> Records for this task
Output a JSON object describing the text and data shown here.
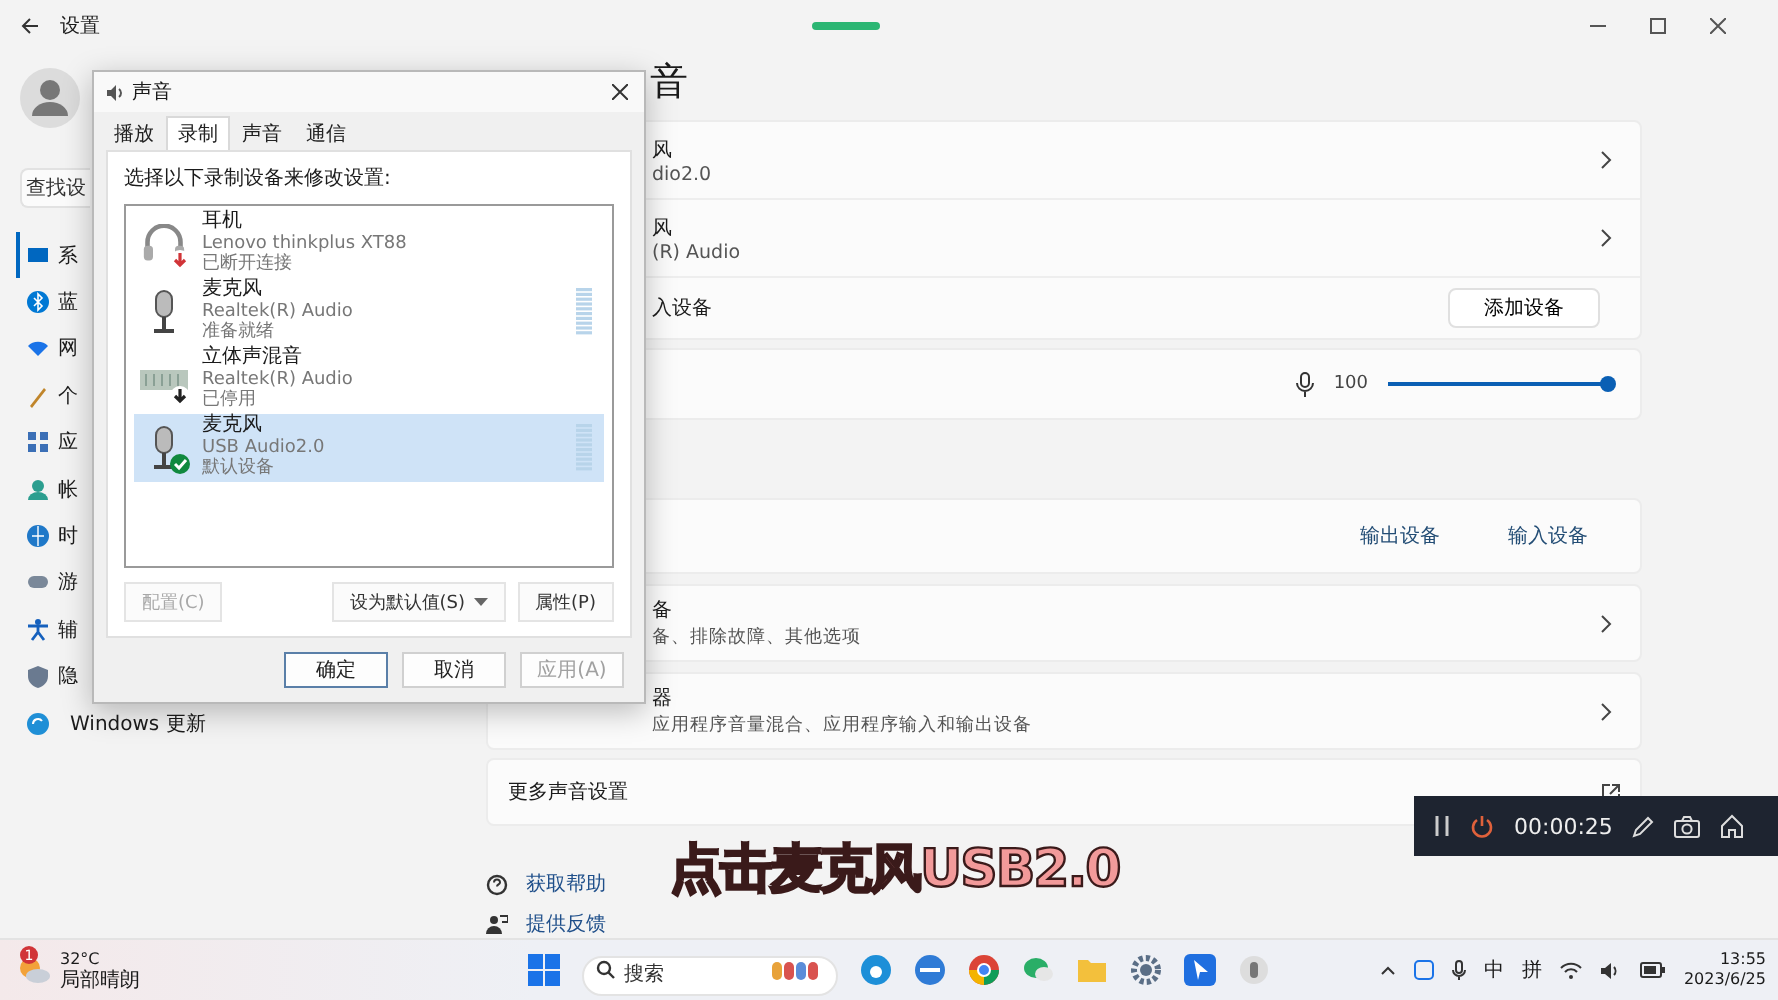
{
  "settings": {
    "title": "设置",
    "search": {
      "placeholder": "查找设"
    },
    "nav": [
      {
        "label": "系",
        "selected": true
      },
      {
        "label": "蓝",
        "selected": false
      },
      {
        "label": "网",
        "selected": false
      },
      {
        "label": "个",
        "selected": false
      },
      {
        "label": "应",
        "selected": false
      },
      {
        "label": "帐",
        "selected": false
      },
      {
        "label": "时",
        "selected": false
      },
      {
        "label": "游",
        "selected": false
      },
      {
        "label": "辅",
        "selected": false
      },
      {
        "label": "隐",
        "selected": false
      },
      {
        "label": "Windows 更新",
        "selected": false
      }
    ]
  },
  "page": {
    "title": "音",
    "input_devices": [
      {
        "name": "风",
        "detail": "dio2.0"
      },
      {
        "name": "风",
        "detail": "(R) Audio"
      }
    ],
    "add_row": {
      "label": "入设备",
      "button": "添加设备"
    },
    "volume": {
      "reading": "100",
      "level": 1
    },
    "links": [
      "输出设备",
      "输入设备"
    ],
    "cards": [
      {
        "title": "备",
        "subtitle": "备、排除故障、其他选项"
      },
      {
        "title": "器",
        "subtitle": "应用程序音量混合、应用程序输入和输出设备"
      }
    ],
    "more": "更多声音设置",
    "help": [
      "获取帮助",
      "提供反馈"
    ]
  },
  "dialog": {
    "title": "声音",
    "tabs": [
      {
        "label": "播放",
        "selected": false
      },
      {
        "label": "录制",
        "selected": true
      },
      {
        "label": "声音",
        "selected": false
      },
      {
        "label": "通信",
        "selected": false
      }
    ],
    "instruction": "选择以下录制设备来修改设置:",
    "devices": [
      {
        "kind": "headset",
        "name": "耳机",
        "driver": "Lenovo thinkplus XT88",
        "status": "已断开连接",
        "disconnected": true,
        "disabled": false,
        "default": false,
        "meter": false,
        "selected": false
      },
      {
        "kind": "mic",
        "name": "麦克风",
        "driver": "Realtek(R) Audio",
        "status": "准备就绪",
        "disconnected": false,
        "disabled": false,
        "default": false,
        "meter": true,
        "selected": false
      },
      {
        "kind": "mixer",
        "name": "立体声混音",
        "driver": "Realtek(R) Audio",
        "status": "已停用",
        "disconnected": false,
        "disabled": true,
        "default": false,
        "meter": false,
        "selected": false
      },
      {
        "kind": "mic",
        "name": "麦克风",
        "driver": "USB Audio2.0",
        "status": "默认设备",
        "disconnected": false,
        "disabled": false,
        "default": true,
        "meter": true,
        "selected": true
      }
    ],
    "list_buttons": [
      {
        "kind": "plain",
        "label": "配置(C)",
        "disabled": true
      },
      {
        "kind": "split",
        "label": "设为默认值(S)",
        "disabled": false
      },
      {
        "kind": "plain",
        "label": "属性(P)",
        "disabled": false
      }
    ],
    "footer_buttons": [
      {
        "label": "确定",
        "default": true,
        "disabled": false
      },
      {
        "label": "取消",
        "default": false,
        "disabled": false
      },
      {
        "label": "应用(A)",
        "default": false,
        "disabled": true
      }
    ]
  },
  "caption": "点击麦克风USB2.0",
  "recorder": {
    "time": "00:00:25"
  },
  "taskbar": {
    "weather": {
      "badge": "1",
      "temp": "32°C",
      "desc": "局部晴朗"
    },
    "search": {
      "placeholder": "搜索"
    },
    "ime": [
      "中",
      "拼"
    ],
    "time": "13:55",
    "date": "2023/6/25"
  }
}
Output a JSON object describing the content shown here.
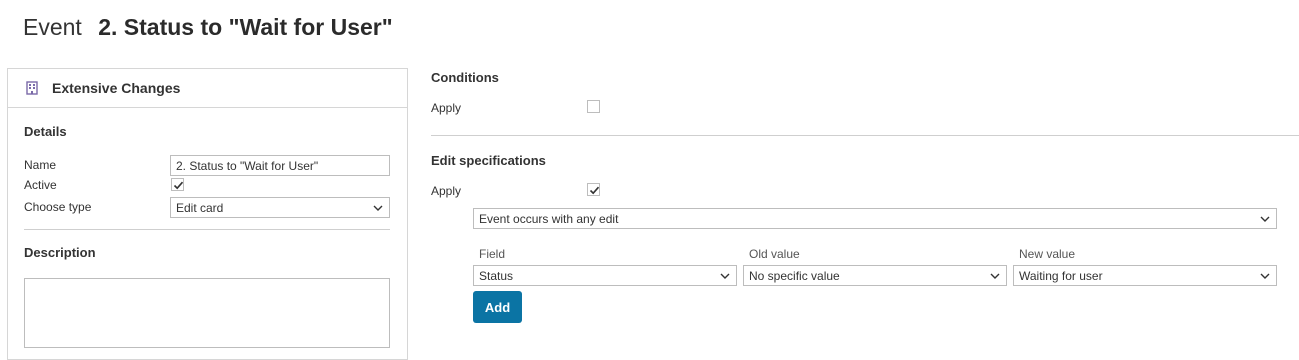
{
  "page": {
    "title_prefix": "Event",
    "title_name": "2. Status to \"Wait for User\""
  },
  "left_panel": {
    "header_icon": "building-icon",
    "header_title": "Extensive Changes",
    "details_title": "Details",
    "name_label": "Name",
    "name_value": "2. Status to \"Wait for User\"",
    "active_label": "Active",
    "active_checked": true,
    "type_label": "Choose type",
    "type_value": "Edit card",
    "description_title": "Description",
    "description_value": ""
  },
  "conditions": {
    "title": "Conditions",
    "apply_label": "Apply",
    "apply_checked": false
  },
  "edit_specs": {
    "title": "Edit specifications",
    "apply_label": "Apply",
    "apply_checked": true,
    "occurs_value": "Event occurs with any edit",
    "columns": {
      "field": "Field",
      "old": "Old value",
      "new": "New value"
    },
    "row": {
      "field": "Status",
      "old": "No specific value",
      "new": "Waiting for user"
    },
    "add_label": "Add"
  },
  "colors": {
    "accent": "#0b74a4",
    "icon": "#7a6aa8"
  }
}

> What you will do
Collect each line of the entries that has the word "kind", copying it in full.

> Exercise result
        "kind": "headset",
        "kind": "mic",
        "kind": "mixer",
        "kind": "mic",
        "kind": "plain",
        "kind": "split",
        "kind": "plain",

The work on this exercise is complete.